#### [PROBLEM TO WORK ON]
Each line in the entries below that holds the string "お打ち合わせでは" is to be listed.

--- START EXERCISE DATA ---

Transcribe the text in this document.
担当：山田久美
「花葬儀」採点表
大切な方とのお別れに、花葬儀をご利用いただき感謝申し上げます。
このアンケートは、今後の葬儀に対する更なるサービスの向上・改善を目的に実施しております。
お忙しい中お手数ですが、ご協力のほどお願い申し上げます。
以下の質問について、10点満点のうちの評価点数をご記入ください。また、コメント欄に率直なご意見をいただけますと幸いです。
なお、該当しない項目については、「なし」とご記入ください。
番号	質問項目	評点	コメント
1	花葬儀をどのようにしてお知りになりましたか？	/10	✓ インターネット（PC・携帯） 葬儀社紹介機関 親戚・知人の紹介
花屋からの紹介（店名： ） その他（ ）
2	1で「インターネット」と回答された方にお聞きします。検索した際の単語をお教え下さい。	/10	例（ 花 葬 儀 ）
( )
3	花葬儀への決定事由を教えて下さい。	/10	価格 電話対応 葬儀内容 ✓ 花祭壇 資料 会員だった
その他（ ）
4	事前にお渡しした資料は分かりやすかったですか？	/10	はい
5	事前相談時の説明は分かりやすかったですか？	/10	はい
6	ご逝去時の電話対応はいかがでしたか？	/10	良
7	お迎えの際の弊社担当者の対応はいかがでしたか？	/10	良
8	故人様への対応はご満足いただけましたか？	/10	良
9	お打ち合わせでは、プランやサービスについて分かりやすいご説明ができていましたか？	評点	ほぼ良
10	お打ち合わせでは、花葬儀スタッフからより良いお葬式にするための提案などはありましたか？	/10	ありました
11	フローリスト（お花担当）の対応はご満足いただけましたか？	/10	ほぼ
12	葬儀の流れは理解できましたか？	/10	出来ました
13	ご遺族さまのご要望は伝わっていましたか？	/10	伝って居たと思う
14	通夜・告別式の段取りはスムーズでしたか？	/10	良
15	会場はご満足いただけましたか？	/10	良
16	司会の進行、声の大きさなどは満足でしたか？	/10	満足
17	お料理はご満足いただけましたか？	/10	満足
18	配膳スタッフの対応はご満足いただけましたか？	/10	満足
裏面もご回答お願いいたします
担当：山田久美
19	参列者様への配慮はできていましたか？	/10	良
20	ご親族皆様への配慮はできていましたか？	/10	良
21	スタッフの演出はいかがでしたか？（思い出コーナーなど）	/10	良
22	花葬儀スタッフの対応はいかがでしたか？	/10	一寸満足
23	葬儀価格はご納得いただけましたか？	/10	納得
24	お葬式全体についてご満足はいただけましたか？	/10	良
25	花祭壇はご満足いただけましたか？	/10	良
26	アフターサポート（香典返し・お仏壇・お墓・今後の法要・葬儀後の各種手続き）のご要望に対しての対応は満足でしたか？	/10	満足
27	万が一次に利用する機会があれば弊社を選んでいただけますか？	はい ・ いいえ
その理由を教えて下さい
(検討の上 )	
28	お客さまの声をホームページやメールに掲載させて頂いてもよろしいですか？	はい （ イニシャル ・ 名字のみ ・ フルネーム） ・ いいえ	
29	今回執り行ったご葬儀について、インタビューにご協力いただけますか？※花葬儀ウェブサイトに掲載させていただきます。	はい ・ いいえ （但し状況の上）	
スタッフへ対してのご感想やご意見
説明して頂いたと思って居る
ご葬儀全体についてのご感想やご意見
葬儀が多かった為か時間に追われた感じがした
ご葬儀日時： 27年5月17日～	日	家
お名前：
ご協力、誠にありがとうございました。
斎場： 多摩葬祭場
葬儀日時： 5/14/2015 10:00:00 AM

--- END EXERCISE DATA ---

#### [THE OUTPUT]
9	お打ち合わせでは、プランやサービスについて分かりやすいご説明ができていましたか？	評点	ほぼ良
10	お打ち合わせでは、花葬儀スタッフからより良いお葬式にするための提案などはありましたか？	/10	ありました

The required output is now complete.